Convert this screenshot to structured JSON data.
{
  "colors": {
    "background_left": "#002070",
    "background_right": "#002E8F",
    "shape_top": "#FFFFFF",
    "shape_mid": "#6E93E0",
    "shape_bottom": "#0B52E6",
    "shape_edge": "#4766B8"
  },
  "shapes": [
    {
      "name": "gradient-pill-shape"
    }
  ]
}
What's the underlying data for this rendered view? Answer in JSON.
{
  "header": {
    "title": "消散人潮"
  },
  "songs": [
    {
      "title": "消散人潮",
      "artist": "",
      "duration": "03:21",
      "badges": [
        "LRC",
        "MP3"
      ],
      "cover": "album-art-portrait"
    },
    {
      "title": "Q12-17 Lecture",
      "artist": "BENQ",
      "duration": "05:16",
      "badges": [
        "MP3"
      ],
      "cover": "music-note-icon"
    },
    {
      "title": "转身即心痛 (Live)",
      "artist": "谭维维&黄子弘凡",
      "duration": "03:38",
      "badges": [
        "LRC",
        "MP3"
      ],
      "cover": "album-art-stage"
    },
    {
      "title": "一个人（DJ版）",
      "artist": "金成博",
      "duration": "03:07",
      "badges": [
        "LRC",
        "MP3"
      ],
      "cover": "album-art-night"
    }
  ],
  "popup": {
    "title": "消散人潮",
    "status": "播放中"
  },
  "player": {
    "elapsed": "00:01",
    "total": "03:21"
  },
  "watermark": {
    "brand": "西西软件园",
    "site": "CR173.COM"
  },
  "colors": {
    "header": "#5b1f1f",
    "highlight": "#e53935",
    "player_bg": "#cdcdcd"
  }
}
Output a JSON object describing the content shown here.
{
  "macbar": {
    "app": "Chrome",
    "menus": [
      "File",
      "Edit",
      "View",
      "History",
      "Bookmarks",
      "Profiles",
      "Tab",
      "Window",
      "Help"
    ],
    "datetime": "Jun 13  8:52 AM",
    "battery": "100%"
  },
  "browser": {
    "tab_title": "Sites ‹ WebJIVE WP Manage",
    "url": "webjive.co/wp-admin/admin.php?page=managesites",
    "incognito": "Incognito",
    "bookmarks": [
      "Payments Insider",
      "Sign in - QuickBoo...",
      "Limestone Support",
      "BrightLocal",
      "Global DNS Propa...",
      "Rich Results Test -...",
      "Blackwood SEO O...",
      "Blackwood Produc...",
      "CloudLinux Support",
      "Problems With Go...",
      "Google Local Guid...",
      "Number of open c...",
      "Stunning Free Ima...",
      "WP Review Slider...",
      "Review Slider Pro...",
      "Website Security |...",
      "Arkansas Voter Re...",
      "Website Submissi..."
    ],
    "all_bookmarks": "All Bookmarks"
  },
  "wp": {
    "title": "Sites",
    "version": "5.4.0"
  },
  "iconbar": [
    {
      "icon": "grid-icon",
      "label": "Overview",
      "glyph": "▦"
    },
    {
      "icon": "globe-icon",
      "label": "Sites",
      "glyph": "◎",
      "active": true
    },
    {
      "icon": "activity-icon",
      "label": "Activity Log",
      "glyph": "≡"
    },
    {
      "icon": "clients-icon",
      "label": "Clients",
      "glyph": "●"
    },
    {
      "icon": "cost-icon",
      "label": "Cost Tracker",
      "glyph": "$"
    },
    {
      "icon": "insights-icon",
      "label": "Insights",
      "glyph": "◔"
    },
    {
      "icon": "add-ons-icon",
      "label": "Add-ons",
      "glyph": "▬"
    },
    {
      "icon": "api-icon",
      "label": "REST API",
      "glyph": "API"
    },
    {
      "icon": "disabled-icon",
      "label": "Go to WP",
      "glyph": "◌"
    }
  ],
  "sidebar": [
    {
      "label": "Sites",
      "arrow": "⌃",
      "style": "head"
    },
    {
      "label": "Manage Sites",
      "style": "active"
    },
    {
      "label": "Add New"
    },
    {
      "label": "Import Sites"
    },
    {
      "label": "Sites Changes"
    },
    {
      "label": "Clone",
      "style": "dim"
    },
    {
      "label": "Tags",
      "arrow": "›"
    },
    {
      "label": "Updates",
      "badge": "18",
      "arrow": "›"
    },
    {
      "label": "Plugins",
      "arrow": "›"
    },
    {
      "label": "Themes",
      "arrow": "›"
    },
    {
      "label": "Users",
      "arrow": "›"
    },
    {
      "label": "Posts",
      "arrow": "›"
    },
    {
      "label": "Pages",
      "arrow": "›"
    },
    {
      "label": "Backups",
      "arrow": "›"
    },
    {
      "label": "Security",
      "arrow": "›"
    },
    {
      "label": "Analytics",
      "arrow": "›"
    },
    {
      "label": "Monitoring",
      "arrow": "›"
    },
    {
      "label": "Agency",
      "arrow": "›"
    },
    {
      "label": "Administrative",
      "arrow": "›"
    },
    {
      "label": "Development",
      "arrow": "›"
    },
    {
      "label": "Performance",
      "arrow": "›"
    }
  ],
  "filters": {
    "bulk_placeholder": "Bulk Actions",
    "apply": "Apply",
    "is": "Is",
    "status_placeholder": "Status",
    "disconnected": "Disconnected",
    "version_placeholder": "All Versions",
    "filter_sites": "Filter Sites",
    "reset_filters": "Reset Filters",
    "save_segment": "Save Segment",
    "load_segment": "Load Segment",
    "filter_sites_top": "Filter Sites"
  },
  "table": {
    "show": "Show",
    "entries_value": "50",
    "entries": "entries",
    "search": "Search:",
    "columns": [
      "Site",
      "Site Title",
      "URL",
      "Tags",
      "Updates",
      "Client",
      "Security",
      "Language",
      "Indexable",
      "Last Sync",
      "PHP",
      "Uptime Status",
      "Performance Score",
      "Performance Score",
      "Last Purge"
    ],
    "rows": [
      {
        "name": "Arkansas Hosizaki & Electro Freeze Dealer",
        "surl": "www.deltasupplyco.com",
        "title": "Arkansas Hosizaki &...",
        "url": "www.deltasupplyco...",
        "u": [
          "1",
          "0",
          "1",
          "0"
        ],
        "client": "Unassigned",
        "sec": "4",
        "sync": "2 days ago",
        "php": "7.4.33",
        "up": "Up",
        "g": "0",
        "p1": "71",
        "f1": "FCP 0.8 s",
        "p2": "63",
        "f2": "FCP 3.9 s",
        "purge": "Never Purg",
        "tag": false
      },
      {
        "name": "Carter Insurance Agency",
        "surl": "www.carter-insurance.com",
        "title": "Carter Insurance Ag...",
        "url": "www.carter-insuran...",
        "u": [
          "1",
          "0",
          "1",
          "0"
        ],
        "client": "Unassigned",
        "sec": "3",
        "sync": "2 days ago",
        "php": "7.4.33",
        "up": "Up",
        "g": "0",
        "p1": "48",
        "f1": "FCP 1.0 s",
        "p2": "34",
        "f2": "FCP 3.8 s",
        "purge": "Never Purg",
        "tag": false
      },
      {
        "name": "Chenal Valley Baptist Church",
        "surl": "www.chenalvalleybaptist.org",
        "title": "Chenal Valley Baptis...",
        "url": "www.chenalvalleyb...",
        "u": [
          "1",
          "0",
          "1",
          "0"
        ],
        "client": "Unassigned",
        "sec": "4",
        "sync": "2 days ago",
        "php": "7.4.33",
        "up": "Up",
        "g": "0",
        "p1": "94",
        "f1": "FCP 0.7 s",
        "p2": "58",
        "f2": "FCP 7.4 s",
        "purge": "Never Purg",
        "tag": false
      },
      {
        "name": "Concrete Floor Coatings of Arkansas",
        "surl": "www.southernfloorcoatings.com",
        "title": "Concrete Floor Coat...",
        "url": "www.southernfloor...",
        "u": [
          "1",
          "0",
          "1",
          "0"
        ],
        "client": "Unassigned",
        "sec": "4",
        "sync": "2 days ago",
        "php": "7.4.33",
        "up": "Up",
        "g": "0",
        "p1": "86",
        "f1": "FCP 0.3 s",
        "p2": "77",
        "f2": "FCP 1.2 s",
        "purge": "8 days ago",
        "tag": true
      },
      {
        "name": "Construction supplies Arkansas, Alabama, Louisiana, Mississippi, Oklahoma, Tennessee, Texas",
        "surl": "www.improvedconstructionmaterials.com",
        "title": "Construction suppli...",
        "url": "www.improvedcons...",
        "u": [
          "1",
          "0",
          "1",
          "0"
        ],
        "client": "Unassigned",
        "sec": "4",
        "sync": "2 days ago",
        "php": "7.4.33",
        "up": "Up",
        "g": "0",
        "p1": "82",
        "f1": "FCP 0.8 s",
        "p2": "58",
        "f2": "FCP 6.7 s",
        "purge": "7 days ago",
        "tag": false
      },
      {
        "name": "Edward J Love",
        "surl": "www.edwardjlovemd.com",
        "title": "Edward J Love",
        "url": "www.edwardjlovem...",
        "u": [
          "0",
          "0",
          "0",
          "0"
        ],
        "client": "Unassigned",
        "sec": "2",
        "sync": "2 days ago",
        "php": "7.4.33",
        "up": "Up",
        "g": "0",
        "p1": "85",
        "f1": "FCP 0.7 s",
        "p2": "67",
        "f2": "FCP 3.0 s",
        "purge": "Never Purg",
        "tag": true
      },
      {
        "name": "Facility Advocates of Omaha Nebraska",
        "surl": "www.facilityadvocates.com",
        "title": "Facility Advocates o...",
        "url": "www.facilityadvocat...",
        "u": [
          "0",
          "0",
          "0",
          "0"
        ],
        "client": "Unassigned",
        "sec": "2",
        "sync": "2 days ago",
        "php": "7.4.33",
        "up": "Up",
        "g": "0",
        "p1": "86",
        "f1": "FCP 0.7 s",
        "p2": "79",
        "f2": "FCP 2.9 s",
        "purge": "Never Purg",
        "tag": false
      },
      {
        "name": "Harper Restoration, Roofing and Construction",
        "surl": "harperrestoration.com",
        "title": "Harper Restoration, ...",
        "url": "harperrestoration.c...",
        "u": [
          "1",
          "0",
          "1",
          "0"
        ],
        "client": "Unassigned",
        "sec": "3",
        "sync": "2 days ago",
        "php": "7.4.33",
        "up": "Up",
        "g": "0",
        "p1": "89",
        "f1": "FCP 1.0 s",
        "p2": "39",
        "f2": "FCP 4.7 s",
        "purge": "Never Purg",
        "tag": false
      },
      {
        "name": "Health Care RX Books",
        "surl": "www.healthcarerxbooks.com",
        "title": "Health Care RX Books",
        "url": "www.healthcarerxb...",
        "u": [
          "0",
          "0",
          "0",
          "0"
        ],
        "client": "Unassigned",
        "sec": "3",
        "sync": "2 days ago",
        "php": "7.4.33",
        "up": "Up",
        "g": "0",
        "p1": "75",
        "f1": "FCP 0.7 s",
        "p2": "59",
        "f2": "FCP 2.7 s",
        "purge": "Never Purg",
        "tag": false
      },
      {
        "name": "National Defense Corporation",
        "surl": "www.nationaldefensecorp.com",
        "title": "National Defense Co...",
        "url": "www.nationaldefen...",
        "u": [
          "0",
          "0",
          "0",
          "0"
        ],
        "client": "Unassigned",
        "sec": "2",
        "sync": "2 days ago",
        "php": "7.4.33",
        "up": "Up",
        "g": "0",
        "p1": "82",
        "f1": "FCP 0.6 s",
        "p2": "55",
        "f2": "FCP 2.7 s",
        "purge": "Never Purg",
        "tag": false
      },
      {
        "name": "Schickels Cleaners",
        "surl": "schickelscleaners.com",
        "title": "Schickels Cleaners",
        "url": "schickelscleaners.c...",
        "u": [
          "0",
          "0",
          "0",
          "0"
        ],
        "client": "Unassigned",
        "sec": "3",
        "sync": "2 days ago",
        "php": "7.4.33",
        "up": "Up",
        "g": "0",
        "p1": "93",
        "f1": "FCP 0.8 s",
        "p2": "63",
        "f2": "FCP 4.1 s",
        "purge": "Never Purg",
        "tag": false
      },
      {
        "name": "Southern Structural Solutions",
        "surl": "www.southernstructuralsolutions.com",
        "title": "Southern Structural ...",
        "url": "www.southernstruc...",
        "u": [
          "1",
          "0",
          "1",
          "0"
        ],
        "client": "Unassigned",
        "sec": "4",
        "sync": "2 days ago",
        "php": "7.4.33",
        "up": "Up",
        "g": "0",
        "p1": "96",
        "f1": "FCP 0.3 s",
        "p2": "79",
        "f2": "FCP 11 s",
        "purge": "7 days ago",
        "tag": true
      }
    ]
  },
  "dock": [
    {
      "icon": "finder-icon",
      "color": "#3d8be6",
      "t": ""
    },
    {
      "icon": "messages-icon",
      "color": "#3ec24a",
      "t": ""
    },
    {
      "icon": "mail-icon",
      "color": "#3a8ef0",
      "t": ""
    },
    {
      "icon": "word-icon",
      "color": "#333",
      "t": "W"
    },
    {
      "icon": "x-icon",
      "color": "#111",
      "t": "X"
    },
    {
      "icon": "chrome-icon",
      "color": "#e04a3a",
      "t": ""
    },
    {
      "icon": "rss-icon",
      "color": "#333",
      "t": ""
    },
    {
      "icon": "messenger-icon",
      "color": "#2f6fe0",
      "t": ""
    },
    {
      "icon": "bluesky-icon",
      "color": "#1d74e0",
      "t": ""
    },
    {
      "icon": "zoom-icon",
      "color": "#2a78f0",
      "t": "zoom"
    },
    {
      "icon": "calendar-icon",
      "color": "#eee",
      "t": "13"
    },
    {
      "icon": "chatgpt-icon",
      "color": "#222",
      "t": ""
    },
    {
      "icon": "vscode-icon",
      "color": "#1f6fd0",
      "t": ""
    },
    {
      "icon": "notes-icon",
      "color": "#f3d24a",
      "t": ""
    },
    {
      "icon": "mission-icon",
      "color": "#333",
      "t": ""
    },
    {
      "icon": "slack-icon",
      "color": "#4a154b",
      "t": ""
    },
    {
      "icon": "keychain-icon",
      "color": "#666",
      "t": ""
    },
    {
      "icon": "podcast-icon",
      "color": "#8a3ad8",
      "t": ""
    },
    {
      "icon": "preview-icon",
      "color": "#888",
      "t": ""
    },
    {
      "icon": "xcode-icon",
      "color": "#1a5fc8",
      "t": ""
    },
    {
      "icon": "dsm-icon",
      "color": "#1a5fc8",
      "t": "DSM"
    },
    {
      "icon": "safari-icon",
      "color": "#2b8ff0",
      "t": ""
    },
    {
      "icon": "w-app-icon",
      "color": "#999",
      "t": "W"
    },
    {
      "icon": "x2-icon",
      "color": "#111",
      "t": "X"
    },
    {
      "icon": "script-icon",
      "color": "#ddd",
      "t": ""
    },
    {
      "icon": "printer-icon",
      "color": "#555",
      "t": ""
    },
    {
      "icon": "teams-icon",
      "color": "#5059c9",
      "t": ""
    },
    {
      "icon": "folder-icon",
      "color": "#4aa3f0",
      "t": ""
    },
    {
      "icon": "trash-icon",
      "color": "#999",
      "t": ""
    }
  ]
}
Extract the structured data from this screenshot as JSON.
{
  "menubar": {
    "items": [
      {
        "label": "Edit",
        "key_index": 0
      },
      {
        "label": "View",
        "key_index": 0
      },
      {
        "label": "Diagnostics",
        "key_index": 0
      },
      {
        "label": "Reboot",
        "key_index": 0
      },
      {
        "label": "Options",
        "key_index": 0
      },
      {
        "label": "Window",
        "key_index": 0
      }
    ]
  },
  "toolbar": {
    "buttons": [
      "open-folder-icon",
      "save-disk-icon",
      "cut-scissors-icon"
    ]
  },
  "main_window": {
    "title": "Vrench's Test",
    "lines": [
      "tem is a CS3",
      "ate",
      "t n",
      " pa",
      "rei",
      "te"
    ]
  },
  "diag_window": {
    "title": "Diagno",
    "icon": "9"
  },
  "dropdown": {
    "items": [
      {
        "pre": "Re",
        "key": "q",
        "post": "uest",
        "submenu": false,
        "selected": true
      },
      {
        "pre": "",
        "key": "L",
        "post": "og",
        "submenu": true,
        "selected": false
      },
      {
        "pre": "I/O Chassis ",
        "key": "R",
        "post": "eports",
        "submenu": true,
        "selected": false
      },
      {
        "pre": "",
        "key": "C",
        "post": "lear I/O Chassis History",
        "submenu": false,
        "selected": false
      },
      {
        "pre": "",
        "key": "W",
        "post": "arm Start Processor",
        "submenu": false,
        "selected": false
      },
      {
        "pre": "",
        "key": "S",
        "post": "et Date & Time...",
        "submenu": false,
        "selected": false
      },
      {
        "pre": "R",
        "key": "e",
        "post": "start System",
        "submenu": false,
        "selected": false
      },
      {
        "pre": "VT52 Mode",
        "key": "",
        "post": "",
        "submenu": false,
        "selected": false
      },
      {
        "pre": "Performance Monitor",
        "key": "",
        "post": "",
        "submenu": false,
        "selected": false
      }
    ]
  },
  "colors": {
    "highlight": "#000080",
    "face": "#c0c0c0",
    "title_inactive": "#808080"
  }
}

----

## Task prompt
Check each line above for the word "Segment", and copy the lines where it appears.

## Solution to this exercise
    "save_segment": "Save Segment",
    "load_segment": "Load Segment",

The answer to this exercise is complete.